## Working data
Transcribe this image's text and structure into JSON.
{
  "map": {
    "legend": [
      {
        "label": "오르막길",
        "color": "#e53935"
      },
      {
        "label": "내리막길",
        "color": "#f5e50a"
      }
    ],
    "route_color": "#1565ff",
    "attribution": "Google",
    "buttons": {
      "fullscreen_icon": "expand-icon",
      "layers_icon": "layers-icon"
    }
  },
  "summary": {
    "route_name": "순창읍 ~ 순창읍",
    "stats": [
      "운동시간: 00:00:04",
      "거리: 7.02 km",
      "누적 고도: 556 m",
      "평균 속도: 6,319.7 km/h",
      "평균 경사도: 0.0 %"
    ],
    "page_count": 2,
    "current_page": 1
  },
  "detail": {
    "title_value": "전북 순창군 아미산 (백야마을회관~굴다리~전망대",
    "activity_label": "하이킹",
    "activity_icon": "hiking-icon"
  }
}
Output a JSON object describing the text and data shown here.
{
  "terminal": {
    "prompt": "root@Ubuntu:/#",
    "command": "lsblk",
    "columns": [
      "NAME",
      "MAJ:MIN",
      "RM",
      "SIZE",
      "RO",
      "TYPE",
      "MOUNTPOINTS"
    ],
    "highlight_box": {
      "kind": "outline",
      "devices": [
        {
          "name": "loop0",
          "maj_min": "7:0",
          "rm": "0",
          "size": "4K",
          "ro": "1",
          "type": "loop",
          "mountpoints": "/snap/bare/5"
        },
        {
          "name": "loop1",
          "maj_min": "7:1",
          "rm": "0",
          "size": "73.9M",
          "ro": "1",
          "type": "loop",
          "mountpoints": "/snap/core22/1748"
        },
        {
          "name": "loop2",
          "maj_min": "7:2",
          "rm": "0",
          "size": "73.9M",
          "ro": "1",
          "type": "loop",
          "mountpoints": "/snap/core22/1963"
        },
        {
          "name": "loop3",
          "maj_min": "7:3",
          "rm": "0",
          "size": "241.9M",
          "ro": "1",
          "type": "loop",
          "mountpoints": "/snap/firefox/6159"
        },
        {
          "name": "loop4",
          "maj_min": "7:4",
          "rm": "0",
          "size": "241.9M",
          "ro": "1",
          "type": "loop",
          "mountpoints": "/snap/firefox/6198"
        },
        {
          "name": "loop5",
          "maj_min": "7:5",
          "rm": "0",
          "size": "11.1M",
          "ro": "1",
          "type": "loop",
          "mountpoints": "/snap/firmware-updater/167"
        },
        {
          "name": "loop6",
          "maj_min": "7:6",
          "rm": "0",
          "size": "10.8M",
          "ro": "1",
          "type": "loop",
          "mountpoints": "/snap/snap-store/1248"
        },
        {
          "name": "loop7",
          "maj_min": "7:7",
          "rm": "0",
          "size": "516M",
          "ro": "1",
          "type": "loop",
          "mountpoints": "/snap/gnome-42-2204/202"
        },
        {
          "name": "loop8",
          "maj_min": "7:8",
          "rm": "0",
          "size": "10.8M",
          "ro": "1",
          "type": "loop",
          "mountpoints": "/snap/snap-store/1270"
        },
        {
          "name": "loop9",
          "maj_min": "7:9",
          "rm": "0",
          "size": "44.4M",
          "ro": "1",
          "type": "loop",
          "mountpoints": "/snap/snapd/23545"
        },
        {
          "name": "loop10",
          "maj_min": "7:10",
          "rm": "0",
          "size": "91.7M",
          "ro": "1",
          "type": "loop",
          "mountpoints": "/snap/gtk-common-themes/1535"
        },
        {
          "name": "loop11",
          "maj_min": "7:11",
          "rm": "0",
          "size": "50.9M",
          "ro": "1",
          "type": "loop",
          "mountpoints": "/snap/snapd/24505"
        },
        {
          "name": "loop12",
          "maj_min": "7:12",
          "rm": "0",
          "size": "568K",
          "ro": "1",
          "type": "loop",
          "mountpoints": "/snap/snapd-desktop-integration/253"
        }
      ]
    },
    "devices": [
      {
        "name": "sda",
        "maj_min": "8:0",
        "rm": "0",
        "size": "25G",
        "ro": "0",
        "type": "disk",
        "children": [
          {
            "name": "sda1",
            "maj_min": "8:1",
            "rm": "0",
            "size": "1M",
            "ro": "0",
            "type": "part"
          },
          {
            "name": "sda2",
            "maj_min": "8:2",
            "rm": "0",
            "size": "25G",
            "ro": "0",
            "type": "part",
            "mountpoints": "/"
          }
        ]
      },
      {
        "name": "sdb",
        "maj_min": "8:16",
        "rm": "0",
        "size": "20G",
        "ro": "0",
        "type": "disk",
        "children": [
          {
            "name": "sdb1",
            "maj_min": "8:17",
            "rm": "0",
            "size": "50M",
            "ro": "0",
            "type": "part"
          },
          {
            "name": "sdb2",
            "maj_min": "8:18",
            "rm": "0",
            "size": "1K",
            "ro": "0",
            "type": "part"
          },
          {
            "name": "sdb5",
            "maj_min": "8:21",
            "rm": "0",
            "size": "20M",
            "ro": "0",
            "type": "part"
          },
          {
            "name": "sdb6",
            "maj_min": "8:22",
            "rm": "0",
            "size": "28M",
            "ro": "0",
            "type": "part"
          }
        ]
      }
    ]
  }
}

## Set exercise
From the entries above, collect every line with the string "icon" in it.

## Final answer
      "fullscreen_icon": "expand-icon",
      "layers_icon": "layers-icon"
    "activity_icon": "hiking-icon"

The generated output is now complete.